For the listing below, give the number of lines in which "mattress" occurs. Add nothing.

..........

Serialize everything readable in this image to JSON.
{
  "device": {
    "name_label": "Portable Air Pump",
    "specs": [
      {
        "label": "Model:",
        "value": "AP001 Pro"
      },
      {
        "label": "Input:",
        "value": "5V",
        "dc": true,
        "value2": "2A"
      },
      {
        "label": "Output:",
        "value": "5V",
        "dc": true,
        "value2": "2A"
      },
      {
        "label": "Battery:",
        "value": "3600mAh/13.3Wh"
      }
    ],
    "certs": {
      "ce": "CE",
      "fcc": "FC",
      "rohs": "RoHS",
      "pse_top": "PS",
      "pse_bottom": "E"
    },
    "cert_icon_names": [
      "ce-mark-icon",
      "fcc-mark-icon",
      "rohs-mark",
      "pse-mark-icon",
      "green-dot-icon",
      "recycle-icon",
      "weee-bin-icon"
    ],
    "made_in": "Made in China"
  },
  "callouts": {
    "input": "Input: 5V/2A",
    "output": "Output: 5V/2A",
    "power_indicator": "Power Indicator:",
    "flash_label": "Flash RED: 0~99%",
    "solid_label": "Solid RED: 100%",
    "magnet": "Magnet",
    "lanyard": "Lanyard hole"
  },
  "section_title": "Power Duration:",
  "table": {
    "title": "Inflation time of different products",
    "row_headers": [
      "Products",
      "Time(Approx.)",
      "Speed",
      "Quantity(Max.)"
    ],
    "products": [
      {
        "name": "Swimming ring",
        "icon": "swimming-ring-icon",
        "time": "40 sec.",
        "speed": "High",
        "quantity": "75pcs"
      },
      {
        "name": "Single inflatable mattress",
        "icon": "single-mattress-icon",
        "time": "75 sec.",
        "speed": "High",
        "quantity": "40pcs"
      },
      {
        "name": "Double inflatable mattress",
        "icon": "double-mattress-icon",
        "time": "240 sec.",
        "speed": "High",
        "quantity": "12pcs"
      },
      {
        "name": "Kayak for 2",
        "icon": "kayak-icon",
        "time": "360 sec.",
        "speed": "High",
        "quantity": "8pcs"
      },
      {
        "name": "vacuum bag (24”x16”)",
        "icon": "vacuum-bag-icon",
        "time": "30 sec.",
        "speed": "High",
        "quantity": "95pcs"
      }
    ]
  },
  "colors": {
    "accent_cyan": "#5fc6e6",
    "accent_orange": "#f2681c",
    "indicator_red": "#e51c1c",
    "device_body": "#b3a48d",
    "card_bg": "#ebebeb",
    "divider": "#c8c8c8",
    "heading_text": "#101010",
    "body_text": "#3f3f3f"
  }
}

..........

Output of the task
4